◆ To be done:
Copy every line that mentions the word "section".

◆ Entries:
*-*-*

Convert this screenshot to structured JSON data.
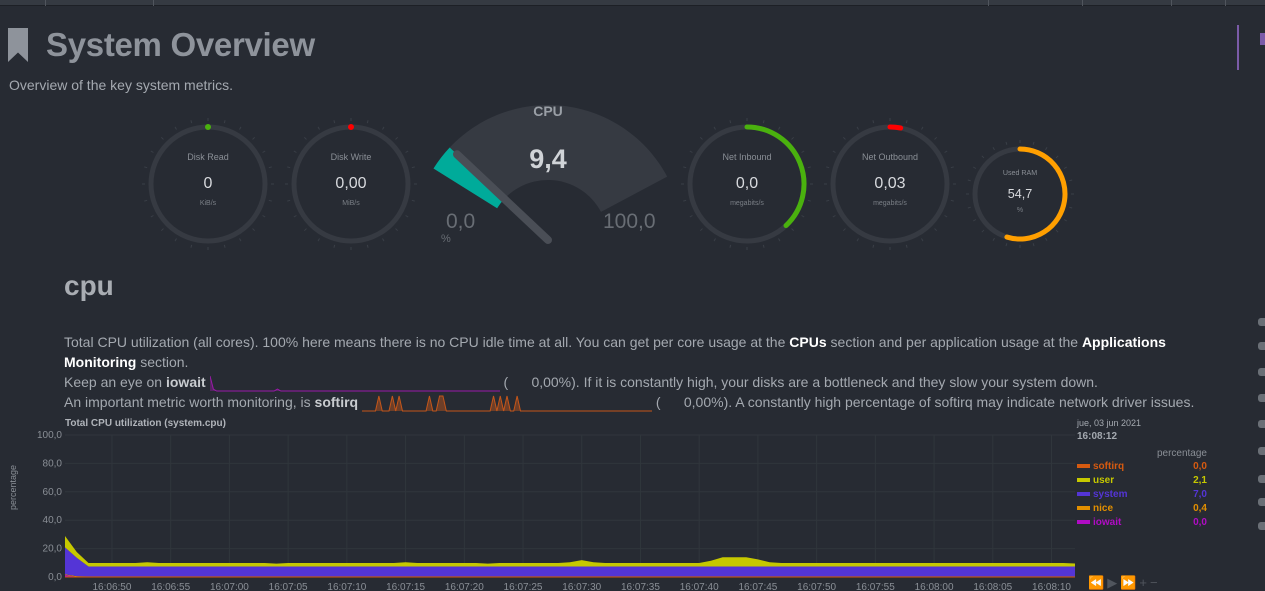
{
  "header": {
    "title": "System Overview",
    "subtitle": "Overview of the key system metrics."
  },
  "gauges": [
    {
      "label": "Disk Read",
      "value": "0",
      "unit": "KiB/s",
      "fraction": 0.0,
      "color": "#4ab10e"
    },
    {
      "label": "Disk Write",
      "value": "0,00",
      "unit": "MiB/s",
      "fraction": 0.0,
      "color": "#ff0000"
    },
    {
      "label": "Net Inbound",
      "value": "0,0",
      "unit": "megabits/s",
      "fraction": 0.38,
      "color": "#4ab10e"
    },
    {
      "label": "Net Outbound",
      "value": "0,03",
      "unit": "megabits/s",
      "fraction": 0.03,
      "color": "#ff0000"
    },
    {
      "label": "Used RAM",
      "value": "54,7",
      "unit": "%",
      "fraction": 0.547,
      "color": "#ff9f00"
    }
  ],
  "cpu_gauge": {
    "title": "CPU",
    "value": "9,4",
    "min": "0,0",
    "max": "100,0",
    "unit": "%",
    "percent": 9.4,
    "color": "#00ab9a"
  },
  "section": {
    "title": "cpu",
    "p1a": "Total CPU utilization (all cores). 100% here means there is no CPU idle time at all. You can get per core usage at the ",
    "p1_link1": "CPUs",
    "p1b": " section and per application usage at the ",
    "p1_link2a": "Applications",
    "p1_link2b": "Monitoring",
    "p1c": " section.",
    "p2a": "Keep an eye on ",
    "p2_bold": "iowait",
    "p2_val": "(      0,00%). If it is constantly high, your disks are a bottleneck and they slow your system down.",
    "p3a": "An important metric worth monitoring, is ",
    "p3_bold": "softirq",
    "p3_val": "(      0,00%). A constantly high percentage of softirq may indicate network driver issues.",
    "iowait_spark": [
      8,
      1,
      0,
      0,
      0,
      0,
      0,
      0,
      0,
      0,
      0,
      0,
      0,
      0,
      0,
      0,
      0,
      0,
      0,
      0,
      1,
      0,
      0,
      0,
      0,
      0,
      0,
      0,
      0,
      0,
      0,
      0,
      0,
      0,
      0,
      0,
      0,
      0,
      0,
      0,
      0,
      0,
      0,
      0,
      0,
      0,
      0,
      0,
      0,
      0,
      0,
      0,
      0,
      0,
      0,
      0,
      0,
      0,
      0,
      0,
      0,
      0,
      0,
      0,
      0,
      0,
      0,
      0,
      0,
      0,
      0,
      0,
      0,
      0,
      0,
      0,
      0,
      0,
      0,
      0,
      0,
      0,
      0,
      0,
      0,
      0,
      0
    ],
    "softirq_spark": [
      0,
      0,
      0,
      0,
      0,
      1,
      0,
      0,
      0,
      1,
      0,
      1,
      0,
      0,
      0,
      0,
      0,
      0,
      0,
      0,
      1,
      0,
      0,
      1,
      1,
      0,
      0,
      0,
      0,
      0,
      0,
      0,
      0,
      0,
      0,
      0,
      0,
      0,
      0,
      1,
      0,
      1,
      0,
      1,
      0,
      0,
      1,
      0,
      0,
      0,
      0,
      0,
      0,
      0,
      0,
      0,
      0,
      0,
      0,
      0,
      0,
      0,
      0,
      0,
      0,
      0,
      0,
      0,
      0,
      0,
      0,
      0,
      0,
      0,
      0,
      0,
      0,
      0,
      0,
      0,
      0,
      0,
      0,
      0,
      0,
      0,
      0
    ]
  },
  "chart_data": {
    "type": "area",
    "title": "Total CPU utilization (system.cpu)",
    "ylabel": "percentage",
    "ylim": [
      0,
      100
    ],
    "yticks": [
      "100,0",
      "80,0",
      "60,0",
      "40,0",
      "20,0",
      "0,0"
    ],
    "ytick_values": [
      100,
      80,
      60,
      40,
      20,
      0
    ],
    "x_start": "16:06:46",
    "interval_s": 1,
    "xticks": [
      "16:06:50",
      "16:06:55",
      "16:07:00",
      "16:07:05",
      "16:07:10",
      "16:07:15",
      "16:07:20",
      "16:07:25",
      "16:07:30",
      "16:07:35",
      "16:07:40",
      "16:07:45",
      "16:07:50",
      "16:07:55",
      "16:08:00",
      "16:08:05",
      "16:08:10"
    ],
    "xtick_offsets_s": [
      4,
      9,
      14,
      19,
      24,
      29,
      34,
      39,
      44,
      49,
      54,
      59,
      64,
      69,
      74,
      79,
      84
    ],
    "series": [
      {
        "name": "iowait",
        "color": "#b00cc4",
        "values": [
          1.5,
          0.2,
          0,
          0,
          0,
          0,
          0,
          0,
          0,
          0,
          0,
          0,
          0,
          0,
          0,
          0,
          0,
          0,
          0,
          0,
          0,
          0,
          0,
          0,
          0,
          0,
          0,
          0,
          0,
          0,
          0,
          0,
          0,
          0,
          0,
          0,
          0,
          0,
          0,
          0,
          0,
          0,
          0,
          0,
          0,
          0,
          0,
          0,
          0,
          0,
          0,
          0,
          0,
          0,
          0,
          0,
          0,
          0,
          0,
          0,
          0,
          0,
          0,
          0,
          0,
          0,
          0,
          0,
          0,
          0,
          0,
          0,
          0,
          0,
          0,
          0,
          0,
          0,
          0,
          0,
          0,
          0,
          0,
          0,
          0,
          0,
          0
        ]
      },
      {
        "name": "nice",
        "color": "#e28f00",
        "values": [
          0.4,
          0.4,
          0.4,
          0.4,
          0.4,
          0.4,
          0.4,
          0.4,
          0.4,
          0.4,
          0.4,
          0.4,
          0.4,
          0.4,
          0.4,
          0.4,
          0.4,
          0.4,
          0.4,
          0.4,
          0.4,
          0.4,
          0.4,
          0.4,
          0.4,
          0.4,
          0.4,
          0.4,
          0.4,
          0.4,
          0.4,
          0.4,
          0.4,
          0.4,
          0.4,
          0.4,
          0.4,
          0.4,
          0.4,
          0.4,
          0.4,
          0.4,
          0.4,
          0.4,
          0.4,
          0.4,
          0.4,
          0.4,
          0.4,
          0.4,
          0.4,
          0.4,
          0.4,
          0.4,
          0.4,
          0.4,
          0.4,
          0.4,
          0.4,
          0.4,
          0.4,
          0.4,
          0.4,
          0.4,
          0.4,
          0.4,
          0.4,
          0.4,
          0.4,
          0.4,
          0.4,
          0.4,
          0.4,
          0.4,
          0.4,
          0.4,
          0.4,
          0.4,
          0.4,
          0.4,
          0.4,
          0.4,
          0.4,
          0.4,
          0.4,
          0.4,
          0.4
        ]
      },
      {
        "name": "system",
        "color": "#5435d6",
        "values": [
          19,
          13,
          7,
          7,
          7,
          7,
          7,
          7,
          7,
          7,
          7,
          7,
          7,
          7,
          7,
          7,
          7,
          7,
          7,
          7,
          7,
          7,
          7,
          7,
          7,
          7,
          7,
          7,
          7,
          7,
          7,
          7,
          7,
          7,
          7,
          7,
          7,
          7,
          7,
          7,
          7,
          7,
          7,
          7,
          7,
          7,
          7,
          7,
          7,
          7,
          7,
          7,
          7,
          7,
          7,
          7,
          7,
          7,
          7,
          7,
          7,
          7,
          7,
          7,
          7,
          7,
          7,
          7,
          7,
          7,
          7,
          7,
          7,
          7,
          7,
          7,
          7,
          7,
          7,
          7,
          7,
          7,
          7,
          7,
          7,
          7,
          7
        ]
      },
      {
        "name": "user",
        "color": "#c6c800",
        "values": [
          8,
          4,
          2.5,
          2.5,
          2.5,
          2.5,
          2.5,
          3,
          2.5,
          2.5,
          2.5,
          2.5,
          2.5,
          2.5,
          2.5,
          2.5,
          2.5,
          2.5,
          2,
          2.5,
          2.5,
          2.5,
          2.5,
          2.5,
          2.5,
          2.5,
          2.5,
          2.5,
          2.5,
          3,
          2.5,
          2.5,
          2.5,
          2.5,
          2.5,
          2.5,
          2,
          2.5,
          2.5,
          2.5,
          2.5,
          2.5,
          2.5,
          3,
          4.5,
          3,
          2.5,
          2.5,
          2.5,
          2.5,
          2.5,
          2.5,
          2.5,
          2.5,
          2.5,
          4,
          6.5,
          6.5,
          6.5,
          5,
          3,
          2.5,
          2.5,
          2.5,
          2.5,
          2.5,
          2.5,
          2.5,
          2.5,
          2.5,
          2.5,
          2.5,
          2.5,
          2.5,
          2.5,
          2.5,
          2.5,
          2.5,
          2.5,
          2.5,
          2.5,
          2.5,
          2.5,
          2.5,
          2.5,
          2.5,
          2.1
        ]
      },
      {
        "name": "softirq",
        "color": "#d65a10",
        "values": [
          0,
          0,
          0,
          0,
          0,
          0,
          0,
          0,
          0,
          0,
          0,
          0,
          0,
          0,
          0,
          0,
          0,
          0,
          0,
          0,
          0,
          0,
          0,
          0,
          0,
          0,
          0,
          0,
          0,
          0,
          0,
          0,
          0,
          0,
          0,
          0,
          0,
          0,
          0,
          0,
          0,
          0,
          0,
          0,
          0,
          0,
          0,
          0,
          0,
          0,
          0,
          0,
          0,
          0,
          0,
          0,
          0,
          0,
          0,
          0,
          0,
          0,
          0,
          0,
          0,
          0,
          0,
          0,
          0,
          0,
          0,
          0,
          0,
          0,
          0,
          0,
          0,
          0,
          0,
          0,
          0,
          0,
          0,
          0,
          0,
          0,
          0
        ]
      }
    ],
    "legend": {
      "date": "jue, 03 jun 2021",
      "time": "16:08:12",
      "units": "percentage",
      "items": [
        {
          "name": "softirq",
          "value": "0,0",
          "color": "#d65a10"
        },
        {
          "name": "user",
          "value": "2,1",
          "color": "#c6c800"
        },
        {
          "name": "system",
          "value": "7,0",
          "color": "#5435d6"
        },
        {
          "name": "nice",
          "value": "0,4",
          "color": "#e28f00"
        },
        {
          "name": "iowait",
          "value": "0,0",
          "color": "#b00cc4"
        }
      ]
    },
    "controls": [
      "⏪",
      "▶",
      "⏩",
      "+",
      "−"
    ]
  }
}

*-*-*

◆ Right answer:
  "section": {
    "p1b": " section and per application usage at the ",
    "p1c": " section.",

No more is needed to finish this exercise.